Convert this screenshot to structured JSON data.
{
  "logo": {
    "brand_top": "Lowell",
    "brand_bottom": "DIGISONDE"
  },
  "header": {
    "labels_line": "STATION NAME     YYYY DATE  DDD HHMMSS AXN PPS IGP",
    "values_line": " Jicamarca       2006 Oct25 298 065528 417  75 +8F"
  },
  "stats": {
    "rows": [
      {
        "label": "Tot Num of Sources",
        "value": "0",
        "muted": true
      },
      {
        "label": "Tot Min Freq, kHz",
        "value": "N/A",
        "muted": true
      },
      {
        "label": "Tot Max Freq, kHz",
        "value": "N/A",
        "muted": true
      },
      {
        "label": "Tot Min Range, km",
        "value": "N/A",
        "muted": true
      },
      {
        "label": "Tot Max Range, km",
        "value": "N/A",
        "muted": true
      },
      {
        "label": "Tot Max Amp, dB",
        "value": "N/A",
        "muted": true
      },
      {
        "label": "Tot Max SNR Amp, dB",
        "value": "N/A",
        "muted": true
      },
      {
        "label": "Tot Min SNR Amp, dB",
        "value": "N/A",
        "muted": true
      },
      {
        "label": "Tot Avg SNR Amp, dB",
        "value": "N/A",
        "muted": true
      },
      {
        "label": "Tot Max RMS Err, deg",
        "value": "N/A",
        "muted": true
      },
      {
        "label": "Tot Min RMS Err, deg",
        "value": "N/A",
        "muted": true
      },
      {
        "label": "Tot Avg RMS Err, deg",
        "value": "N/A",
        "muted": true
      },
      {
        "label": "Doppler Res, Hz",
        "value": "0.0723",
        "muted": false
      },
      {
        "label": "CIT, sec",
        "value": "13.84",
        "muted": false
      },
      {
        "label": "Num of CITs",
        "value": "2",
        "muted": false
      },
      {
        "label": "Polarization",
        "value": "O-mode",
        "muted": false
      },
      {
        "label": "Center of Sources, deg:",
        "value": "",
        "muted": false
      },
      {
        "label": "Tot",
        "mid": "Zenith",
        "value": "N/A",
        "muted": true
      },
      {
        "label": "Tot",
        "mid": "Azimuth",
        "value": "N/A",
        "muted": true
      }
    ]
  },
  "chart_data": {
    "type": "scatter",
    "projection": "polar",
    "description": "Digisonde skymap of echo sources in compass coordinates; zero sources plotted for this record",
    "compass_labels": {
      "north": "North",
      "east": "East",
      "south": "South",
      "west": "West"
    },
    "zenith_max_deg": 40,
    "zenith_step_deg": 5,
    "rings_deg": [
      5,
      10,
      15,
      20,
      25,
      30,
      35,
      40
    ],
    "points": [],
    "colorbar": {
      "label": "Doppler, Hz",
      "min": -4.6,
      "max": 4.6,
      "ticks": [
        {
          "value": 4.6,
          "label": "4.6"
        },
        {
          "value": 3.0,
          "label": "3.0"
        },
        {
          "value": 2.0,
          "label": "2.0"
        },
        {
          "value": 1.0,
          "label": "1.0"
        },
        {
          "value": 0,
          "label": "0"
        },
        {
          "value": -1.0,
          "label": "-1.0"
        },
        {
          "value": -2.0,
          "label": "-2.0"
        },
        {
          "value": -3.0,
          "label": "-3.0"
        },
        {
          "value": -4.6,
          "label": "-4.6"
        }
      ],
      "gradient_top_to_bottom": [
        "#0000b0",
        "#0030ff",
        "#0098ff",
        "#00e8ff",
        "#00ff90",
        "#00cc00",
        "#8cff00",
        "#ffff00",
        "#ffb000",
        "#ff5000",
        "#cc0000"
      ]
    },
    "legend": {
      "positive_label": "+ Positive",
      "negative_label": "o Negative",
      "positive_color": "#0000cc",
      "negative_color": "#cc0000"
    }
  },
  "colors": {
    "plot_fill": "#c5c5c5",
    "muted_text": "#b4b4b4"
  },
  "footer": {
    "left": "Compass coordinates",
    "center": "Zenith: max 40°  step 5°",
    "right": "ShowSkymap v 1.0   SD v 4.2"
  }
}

What you should do ▸
Look through the entries and return every line where "coordinates" appears.

Expected answer ▸
    "description": "Digisonde skymap of echo sources in compass coordinates; zero sources plotted for this record",
    "left": "Compass coordinates",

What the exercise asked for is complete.